INSTRUCTION 1: In the Melbourne land extract, what average cancellation rate does it give for the property boom from June 2009 to December 2010?
INSTRUCTION 2: Revise the Melbourne land extract between "Cancellation rates are" and "Victoria over October.", inclusive, putting "housing land" in place of "residential land" each time it appears, and write out that stretch.

PAGE EXTRACT:
***

This compares with a cancellation rate of averaged only 4% of monthly activity during the property boom from June 2009 to December 2010.
Cancellation rates are highest in the west (Melton) and north of Melbourne (Mitchell, Hume, Whittlesea) with the south east (Cardinia, Casey) having notably lower level of cancellations relative to lot sales.
Property Observer understands that Stockland projects represents a sizeable proportion of residential land that has been returned recently.
Stockland and other residential developers sell blocks of residential land in new master-planned communities to home building companies, which then market house and land packages at buyers.
The latest report provides further evidence of the challenges facing Melbourne greenfield land developers and comes as the HIA recorded a 12.1% fall in detached new home sales in Victoria over October.
Colin Keane, director of Research Four and the National Land Survey, says the current “slump in form for the Melbourne Greenfield market has not been helped by a rise in the number of blocks of land being handed back to developers”.
“Builders are unable to carry or sell on vacant land at the level which they experienced during the property boom. This situation has not been helped by a shift of first home buyer demand back to established property over new house and land.”
In addition, first-home buyers don’t have the added incentive of the $13,000 state government handout, available for new home purchases, which ended in June.
Rory Costelloe, of Villawood Properties told Fairfax that developers that required buyers to put down only a small holding deposit of just $500 or $1000 on a residential block were the “really experiencing the problem”.
“This situation could market the beginning of a more conservative relationship between builder and developer as both struggle with lifting activity,” Keane says.
According to the September quarter Melbourne land report prepared by Oliver Hume, in terms of the 139 residential projects in Melbourne, Wyndham contains 24% of all projects, followed by Whittlesea and Casey with 22% and 17% respectively.

***

STORED ROWS:
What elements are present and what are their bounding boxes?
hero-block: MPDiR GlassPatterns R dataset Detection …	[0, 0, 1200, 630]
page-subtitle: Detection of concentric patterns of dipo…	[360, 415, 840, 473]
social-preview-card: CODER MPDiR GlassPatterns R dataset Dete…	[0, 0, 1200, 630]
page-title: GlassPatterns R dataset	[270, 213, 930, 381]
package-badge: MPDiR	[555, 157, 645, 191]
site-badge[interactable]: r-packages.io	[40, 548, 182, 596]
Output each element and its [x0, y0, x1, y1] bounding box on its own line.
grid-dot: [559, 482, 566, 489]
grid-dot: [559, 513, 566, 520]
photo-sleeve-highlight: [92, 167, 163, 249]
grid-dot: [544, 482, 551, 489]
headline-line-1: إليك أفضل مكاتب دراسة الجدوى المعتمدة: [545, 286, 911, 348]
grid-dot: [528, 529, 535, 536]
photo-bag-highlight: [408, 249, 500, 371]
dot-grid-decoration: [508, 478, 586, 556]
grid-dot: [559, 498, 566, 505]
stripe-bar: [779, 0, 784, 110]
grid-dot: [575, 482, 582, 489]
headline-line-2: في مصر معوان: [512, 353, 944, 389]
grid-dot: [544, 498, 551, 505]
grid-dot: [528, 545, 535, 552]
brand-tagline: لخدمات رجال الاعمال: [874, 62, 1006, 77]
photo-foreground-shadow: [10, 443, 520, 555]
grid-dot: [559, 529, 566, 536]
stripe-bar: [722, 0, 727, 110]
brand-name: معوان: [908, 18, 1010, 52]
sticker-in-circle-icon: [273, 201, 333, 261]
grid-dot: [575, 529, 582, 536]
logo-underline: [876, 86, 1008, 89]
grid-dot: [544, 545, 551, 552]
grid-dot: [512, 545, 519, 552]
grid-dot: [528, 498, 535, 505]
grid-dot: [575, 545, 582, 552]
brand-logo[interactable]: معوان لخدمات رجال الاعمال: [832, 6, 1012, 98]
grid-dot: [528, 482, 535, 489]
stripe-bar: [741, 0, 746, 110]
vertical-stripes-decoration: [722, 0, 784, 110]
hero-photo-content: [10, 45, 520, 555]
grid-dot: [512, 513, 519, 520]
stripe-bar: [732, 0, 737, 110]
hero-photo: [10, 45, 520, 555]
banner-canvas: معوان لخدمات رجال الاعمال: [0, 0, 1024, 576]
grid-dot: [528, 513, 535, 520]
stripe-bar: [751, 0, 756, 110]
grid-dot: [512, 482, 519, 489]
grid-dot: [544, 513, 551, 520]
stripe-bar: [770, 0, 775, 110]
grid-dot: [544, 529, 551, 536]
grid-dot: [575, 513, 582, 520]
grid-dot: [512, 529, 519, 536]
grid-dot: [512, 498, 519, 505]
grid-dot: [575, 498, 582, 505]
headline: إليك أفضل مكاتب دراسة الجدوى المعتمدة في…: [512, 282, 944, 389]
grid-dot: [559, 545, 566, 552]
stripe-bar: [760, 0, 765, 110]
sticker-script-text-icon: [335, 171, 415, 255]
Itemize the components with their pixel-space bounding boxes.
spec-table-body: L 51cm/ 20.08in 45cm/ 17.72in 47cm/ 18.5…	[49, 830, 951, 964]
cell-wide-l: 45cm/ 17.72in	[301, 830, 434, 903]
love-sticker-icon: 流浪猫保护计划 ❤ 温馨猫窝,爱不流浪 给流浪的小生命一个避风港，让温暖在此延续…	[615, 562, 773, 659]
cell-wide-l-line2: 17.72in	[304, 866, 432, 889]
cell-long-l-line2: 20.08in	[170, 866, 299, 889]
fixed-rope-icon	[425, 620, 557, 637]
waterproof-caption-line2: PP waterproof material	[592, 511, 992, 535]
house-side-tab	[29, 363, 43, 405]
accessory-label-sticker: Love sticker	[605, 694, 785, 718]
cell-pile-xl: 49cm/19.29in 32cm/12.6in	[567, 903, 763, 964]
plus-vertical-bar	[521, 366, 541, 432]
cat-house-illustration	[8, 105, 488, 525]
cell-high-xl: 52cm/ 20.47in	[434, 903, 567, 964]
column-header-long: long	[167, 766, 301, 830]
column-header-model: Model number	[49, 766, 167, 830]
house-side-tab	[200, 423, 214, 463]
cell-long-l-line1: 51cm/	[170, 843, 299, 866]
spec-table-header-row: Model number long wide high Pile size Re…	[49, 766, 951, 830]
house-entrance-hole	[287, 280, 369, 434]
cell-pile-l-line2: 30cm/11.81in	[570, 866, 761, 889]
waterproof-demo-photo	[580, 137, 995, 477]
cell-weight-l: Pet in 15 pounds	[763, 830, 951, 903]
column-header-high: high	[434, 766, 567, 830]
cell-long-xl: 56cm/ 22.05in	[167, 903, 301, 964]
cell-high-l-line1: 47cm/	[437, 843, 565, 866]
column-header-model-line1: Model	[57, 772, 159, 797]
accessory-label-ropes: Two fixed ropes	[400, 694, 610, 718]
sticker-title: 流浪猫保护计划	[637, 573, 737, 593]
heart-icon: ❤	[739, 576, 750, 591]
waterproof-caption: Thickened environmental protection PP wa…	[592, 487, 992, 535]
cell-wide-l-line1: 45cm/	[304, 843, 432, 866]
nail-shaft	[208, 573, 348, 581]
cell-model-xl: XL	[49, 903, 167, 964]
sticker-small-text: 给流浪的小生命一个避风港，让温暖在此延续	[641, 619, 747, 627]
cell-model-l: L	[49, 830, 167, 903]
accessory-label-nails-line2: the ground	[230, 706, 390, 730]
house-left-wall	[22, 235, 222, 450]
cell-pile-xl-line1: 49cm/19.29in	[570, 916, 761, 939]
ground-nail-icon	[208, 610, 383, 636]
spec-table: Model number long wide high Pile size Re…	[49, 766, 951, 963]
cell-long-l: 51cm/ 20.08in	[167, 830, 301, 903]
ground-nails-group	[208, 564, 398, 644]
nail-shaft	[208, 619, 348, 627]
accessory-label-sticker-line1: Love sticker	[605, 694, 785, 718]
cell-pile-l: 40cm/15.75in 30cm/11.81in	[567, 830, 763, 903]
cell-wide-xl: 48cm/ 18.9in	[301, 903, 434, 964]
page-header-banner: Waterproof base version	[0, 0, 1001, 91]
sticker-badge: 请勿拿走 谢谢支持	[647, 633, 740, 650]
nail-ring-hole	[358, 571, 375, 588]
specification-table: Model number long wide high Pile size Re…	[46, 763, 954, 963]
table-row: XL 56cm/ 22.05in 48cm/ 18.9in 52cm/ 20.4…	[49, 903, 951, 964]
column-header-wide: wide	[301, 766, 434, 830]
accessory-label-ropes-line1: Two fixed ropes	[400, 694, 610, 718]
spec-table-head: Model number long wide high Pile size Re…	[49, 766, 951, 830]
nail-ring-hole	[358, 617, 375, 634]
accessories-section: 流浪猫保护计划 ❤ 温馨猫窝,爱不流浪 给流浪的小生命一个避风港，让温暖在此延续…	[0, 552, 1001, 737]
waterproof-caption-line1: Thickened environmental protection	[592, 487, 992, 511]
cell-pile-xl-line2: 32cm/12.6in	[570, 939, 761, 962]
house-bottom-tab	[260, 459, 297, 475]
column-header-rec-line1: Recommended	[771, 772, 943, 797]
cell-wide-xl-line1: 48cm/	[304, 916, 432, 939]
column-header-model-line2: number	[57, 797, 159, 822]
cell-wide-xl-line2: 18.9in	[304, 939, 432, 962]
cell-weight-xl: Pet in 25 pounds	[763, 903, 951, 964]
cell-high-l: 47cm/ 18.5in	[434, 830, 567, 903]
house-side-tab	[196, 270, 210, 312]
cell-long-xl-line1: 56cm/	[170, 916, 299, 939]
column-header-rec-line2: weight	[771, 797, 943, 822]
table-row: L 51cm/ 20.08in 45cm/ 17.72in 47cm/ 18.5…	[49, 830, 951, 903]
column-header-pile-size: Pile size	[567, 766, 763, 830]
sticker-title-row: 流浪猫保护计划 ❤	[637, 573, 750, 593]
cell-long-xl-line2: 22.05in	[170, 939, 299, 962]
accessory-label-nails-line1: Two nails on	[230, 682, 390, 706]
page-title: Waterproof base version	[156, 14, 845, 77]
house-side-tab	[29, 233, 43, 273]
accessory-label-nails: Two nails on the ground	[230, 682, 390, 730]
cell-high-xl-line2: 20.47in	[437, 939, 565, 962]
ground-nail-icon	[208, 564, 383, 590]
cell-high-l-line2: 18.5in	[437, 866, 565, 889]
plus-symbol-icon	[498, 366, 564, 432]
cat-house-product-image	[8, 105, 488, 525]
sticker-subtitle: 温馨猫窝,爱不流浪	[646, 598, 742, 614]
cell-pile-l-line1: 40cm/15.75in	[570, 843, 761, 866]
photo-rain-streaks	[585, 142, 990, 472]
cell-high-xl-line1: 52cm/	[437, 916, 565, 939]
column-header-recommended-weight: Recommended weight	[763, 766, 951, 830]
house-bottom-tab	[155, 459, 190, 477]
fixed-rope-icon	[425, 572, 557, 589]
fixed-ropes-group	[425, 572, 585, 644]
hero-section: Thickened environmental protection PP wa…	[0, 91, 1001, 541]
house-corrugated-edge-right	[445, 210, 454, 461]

***

COMPLETE RESPONSE 1: 4% of monthly activity

COMPLETE RESPONSE 2:
Cancellation rates are highest in the west (Melton) and north of Melbourne (Mitchell, Hume, Whittlesea) with the south east (Cardinia, Casey) having notably lower level of cancellations relative to lot sales.
Property Observer understands that Stockland projects represents a sizeable proportion of housing land that has been returned recently.
Stockland and other residential developers sell blocks of housing land in new master-planned communities to home building companies, which then market house and land packages at buyers.
The latest report provides further evidence of the challenges facing Melbourne greenfield land developers and comes as the HIA recorded a 12.1% fall in detached new home sales in Victoria over October.